:: INFORMATION PROVIDED ::
******************************

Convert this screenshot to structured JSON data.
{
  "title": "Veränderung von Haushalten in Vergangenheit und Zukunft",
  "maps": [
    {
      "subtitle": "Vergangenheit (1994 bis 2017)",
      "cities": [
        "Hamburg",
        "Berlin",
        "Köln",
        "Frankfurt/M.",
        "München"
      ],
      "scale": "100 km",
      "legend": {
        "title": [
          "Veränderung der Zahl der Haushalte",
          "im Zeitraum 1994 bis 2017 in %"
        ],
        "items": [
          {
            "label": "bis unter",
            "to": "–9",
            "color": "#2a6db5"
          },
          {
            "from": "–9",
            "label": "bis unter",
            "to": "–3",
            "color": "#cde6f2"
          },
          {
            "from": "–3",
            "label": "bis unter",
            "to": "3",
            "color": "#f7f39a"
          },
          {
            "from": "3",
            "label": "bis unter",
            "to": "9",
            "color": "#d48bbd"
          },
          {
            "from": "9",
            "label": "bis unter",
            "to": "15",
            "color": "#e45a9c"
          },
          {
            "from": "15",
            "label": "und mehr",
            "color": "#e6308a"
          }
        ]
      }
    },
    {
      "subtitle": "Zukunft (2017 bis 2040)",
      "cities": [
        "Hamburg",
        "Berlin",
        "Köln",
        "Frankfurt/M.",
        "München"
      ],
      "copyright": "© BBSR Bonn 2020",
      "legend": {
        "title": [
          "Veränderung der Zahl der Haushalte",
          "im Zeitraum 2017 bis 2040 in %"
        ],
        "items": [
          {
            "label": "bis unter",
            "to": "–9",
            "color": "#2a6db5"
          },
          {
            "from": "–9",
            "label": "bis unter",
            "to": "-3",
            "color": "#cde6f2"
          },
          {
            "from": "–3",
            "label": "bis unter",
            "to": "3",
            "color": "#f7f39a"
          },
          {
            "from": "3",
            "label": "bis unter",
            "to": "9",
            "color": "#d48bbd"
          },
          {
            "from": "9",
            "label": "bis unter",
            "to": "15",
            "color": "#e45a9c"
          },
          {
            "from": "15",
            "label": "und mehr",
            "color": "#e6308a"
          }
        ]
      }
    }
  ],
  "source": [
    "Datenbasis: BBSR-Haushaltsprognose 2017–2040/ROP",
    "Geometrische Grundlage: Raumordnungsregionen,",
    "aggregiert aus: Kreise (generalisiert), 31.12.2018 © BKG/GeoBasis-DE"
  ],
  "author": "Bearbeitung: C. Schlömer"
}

******************************

:: BRIEF ::
The records above must be output exactly, in full.

:: EXERCISE OUTPUT ::
Convert this screenshot to structured JSON data.
{
  "title": "Veränderung von Haushalten in Vergangenheit und Zukunft",
  "maps": [
    {
      "subtitle": "Vergangenheit (1994 bis 2017)",
      "cities": [
        "Hamburg",
        "Berlin",
        "Köln",
        "Frankfurt/M.",
        "München"
      ],
      "scale": "100 km",
      "legend": {
        "title": [
          "Veränderung der Zahl der Haushalte",
          "im Zeitraum 1994 bis 2017 in %"
        ],
        "items": [
          {
            "label": "bis unter",
            "to": "–9",
            "color": "#2a6db5"
          },
          {
            "from": "–9",
            "label": "bis unter",
            "to": "–3",
            "color": "#cde6f2"
          },
          {
            "from": "–3",
            "label": "bis unter",
            "to": "3",
            "color": "#f7f39a"
          },
          {
            "from": "3",
            "label": "bis unter",
            "to": "9",
            "color": "#d48bbd"
          },
          {
            "from": "9",
            "label": "bis unter",
            "to": "15",
            "color": "#e45a9c"
          },
          {
            "from": "15",
            "label": "und mehr",
            "color": "#e6308a"
          }
        ]
      }
    },
    {
      "subtitle": "Zukunft (2017 bis 2040)",
      "cities": [
        "Hamburg",
        "Berlin",
        "Köln",
        "Frankfurt/M.",
        "München"
      ],
      "copyright": "© BBSR Bonn 2020",
      "legend": {
        "title": [
          "Veränderung der Zahl der Haushalte",
          "im Zeitraum 2017 bis 2040 in %"
        ],
        "items": [
          {
            "label": "bis unter",
            "to": "–9",
            "color": "#2a6db5"
          },
          {
            "from": "–9",
            "label": "bis unter",
            "to": "-3",
            "color": "#cde6f2"
          },
          {
            "from": "–3",
            "label": "bis unter",
            "to": "3",
            "color": "#f7f39a"
          },
          {
            "from": "3",
            "label": "bis unter",
            "to": "9",
            "color": "#d48bbd"
          },
          {
            "from": "9",
            "label": "bis unter",
            "to": "15",
            "color": "#e45a9c"
          },
          {
            "from": "15",
            "label": "und mehr",
            "color": "#e6308a"
          }
        ]
      }
    }
  ],
  "source": [
    "Datenbasis: BBSR-Haushaltsprognose 2017–2040/ROP",
    "Geometrische Grundlage: Raumordnungsregionen,",
    "aggregiert aus: Kreise (generalisiert), 31.12.2018 © BKG/GeoBasis-DE"
  ],
  "author": "Bearbeitung: C. Schlömer"
}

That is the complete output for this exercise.